Required task:
Pick out each line of the records in which the word "下列说法不正确的是" appears.

Data entries:
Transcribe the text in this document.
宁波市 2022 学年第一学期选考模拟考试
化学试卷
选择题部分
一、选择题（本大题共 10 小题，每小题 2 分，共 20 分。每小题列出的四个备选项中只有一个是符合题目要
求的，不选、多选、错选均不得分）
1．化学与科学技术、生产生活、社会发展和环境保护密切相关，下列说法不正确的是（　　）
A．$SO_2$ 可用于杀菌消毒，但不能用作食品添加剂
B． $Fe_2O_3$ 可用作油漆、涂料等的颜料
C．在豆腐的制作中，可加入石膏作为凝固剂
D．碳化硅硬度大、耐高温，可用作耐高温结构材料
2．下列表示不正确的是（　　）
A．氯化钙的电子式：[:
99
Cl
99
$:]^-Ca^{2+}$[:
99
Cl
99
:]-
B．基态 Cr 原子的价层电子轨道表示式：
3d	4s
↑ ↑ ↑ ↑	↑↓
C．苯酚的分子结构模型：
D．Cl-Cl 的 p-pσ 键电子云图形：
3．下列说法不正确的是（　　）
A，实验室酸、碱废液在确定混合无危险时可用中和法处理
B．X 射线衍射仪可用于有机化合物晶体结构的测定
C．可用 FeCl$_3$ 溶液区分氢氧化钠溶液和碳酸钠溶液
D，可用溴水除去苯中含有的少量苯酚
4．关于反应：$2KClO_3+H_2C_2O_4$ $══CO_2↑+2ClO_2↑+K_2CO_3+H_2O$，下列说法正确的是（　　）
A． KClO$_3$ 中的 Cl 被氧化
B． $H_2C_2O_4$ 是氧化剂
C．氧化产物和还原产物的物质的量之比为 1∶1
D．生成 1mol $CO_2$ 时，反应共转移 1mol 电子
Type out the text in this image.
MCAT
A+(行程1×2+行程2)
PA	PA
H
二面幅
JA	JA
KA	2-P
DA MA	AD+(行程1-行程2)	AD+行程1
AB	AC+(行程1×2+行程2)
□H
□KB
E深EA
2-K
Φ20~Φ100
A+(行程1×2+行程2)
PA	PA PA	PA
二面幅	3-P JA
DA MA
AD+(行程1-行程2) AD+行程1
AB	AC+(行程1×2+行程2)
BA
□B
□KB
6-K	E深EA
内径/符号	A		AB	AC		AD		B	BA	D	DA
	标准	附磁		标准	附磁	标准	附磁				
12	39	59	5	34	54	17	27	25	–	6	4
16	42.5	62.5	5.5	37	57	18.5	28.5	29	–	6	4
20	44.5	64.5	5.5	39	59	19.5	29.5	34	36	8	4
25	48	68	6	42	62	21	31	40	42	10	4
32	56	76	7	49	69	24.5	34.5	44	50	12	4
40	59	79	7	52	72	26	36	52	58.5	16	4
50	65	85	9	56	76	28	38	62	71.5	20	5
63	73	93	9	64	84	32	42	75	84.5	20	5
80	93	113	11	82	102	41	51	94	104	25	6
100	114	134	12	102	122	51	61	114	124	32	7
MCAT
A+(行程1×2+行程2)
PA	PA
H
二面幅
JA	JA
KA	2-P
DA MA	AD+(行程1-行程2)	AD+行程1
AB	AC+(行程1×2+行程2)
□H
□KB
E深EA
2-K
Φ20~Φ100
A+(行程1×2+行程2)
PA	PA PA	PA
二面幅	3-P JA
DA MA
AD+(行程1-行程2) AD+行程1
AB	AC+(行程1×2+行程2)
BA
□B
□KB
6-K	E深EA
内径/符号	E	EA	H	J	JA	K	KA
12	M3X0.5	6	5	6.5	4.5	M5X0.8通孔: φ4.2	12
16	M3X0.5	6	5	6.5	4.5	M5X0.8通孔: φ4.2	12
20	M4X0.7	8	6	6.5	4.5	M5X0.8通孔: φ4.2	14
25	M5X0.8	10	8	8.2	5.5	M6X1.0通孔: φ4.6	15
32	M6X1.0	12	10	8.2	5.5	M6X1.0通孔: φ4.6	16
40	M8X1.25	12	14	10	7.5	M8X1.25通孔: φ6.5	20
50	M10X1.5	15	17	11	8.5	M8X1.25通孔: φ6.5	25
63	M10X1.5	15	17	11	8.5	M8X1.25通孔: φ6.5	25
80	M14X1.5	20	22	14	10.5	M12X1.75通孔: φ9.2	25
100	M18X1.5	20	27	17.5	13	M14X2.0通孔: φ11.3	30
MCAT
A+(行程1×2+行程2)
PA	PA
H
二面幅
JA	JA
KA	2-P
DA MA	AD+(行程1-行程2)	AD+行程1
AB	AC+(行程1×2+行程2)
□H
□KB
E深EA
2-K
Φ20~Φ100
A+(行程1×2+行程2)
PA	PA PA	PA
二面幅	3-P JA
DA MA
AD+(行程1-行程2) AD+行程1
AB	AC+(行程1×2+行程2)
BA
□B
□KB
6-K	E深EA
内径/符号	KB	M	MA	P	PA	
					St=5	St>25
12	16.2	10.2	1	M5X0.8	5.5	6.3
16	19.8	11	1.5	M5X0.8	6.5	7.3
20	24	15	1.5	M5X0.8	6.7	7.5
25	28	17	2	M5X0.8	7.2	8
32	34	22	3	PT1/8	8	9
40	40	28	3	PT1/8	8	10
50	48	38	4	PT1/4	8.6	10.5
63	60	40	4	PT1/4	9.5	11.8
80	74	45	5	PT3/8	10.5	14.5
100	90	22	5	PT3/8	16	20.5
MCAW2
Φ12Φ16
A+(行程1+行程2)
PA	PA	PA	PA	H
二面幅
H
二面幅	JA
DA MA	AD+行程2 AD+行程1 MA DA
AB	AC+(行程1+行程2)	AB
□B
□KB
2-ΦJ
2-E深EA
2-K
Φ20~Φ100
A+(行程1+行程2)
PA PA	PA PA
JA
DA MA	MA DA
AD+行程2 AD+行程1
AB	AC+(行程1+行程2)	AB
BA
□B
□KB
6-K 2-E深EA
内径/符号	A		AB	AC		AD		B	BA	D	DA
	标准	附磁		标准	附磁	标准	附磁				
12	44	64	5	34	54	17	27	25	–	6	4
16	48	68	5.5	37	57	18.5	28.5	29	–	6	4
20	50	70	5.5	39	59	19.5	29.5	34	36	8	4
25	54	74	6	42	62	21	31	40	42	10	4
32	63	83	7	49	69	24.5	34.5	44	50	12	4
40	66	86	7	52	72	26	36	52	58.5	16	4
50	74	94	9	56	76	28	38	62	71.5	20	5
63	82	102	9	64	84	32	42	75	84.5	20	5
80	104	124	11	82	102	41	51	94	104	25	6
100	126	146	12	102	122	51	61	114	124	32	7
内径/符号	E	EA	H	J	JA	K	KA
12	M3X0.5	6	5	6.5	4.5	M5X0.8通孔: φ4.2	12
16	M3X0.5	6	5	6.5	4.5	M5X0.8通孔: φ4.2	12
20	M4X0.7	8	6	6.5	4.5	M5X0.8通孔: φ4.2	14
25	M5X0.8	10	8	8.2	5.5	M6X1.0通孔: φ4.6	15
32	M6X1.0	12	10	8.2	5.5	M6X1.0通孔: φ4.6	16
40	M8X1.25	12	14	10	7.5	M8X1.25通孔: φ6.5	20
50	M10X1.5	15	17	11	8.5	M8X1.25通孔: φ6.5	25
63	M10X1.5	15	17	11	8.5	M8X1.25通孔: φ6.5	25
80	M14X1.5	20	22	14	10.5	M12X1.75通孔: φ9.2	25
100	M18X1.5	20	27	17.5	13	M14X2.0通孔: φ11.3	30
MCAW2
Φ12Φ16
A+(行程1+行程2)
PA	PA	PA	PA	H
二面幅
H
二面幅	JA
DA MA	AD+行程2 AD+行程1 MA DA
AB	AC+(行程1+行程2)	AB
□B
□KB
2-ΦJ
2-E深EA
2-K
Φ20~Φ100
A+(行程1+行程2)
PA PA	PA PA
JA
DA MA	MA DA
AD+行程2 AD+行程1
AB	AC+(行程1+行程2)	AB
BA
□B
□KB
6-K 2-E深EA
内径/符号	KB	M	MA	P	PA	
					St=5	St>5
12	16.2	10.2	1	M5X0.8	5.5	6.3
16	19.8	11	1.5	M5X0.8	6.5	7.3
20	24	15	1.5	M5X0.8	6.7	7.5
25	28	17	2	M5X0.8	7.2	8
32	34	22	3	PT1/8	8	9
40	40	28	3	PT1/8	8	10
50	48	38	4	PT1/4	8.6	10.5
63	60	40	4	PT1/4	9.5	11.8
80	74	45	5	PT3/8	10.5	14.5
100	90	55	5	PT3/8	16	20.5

Complete answer:
1．化学与科学技术、生产生活、社会发展和环境保护密切相关，下列说法不正确的是（　　）
3．下列说法不正确的是（　　）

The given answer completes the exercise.